**Request:**
Within the listing below, locate all lines containing the word "JSON". Copy each one.

Dataset rows

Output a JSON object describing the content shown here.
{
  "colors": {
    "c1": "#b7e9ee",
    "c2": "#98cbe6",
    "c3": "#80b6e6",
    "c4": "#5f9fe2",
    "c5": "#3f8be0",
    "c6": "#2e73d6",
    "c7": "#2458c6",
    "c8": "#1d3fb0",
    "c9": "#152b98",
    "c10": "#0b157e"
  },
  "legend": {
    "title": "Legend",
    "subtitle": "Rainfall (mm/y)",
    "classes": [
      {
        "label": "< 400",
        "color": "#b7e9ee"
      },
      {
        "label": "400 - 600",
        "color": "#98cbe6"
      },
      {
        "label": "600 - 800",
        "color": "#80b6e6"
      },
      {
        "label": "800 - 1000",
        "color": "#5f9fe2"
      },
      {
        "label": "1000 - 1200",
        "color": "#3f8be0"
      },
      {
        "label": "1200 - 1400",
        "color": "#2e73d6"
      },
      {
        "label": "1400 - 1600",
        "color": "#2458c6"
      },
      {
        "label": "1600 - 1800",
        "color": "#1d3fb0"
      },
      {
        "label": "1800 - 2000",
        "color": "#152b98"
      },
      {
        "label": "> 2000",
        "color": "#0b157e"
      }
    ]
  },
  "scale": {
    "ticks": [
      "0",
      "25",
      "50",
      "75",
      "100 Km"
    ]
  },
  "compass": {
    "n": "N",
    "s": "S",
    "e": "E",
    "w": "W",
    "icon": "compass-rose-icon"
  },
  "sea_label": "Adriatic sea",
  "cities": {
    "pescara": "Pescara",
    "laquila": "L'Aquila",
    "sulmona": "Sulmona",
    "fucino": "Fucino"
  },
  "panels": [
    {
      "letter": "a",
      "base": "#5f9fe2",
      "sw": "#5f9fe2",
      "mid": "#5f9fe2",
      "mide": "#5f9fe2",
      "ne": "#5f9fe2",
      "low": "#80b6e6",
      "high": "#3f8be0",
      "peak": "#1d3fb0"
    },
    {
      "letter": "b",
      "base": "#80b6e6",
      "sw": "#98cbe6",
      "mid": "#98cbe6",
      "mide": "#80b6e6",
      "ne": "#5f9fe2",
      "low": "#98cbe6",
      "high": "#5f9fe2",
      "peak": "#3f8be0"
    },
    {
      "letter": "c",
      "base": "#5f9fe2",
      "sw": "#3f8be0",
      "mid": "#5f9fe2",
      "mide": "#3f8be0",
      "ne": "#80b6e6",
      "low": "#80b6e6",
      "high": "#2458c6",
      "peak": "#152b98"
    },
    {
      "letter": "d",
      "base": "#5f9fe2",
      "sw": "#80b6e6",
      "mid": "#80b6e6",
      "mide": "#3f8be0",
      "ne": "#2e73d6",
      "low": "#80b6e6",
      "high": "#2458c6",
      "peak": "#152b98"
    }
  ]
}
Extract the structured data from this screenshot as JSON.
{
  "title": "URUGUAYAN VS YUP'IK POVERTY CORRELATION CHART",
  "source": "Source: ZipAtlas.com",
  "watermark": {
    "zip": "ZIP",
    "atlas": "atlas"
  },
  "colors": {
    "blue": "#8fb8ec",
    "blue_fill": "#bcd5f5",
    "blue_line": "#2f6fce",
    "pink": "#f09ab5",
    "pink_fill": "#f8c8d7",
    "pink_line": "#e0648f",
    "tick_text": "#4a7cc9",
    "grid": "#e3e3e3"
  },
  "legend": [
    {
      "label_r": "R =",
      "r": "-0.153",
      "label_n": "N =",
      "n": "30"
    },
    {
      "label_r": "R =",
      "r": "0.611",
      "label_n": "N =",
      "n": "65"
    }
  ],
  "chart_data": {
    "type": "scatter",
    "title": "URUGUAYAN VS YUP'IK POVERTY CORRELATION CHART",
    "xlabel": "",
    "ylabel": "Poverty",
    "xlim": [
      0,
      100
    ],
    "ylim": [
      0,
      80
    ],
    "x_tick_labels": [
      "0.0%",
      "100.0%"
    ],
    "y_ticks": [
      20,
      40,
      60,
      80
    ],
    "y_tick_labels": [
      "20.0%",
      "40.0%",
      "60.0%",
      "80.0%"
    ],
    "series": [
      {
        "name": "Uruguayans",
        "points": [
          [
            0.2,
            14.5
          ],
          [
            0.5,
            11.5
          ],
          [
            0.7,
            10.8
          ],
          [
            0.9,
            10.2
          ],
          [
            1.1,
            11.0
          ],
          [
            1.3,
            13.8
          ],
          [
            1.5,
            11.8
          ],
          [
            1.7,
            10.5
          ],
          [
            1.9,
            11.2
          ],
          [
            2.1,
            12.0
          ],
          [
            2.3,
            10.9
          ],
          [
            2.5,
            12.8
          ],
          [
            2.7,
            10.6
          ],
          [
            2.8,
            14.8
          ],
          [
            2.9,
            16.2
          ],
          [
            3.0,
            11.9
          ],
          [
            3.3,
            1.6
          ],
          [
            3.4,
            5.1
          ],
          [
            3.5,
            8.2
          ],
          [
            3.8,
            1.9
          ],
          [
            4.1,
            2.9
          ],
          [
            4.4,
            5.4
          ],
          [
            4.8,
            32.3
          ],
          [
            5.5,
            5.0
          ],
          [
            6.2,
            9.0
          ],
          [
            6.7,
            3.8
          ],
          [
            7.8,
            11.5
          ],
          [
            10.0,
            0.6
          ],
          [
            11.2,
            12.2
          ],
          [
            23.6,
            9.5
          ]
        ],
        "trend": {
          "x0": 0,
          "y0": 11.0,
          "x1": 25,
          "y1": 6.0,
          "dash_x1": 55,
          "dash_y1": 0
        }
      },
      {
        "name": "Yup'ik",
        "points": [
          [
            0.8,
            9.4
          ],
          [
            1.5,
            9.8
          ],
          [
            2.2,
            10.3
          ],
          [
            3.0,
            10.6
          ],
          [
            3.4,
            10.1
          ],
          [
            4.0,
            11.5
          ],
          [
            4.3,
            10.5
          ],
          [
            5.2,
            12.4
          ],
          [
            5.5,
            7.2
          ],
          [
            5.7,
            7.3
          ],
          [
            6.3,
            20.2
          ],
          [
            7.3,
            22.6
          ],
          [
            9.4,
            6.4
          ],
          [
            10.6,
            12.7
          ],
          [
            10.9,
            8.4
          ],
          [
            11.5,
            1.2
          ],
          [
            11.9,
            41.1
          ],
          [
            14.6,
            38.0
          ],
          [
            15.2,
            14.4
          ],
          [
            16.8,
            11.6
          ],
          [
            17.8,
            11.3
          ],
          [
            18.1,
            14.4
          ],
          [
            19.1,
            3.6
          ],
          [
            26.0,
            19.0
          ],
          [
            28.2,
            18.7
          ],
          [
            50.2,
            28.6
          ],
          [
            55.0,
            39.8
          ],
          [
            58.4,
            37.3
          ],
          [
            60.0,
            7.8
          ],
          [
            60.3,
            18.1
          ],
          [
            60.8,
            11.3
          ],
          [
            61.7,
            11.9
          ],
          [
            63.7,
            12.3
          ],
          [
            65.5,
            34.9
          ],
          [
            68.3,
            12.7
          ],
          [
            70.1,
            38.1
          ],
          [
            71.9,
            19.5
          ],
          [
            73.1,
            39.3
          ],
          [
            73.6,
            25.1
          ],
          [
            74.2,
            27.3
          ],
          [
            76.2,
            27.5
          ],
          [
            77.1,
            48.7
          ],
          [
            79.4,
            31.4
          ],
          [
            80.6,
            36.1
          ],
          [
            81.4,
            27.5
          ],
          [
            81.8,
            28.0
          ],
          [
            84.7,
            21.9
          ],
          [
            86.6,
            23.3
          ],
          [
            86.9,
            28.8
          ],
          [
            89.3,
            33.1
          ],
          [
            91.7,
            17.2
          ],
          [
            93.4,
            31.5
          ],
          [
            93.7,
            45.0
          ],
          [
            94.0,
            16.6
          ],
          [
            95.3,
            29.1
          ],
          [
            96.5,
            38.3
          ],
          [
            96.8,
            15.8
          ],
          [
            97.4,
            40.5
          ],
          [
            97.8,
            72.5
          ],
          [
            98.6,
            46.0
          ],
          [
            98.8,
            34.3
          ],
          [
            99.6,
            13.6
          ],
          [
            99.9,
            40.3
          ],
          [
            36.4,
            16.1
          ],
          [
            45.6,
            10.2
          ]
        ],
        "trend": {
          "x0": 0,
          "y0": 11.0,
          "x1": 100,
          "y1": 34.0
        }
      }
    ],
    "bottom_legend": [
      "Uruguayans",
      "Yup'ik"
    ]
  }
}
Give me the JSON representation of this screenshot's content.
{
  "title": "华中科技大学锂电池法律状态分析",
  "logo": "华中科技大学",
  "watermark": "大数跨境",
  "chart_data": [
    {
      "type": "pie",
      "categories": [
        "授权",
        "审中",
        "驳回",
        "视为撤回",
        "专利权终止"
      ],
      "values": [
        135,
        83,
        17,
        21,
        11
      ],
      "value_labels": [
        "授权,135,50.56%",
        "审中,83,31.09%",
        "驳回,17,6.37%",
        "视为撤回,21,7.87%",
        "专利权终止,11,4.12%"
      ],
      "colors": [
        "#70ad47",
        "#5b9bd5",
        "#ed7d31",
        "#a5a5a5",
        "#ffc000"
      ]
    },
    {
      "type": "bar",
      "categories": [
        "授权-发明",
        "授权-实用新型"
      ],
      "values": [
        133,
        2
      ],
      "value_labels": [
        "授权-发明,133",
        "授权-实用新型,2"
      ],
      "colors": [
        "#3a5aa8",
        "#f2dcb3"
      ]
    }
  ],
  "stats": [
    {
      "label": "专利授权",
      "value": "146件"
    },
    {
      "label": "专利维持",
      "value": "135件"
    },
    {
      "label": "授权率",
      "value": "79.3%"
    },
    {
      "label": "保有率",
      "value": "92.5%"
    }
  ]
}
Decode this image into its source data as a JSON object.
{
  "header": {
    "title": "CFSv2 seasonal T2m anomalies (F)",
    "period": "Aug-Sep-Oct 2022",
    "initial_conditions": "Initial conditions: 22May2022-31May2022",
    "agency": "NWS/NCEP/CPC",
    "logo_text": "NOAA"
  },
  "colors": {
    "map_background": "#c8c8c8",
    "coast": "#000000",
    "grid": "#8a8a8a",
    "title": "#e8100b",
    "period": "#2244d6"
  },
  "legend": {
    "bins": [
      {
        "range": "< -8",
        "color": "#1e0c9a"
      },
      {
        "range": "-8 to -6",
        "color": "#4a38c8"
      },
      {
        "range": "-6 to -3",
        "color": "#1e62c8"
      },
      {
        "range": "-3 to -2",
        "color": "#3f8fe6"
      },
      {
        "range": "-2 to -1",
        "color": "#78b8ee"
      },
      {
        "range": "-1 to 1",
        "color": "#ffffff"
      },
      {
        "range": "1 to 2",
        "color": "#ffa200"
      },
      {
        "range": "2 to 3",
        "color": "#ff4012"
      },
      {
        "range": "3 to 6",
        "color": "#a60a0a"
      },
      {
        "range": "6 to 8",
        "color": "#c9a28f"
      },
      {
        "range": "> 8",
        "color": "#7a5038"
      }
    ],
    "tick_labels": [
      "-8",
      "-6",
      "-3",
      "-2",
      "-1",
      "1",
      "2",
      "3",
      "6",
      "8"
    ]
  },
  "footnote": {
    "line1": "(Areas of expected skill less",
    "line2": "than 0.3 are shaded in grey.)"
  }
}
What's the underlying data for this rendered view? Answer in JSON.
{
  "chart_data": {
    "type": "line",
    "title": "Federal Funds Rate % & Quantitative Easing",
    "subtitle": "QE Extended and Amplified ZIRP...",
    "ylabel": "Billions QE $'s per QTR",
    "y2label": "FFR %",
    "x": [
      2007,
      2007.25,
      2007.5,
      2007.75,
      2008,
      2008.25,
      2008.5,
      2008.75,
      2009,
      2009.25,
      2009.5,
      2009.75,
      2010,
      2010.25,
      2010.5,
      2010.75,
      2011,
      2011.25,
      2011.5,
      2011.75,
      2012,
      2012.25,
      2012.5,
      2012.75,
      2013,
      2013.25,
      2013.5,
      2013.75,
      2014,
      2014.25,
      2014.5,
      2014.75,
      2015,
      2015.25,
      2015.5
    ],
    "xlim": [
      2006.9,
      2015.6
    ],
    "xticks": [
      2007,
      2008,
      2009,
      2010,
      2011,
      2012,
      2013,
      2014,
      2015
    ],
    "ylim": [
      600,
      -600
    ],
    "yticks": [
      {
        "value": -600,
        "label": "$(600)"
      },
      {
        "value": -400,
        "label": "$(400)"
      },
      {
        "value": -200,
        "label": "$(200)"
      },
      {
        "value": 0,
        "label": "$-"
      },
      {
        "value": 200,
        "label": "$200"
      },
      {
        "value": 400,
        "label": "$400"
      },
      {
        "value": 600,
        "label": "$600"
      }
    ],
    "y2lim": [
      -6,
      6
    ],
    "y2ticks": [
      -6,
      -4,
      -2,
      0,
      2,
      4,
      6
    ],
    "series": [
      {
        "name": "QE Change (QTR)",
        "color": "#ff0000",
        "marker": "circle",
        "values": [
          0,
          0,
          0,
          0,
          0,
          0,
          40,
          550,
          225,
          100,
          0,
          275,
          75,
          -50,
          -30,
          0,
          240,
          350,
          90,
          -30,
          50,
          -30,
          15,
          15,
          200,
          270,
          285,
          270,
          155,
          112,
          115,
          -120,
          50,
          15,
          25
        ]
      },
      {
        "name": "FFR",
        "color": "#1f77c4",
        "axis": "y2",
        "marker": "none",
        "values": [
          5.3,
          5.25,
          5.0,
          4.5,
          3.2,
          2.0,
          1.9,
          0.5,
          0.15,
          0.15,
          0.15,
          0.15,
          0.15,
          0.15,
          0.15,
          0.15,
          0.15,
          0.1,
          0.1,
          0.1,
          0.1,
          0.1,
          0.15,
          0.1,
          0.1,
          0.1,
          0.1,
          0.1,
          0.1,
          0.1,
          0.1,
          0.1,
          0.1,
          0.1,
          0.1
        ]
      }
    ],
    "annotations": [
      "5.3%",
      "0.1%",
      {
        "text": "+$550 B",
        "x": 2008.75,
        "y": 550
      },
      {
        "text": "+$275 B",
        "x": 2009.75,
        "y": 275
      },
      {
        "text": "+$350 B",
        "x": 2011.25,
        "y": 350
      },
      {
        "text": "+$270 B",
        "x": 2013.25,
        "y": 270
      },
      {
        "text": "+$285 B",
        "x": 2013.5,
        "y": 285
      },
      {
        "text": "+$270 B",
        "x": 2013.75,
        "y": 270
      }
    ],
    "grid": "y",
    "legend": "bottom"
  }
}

**Correct response:**
Output a JSON object describing the content shown here.
Extract the structured data from this screenshot as JSON.
Give me the JSON representation of this screenshot's content.
Decode this image into its source data as a JSON object.
What's the underlying data for this rendered view? Answer in JSON.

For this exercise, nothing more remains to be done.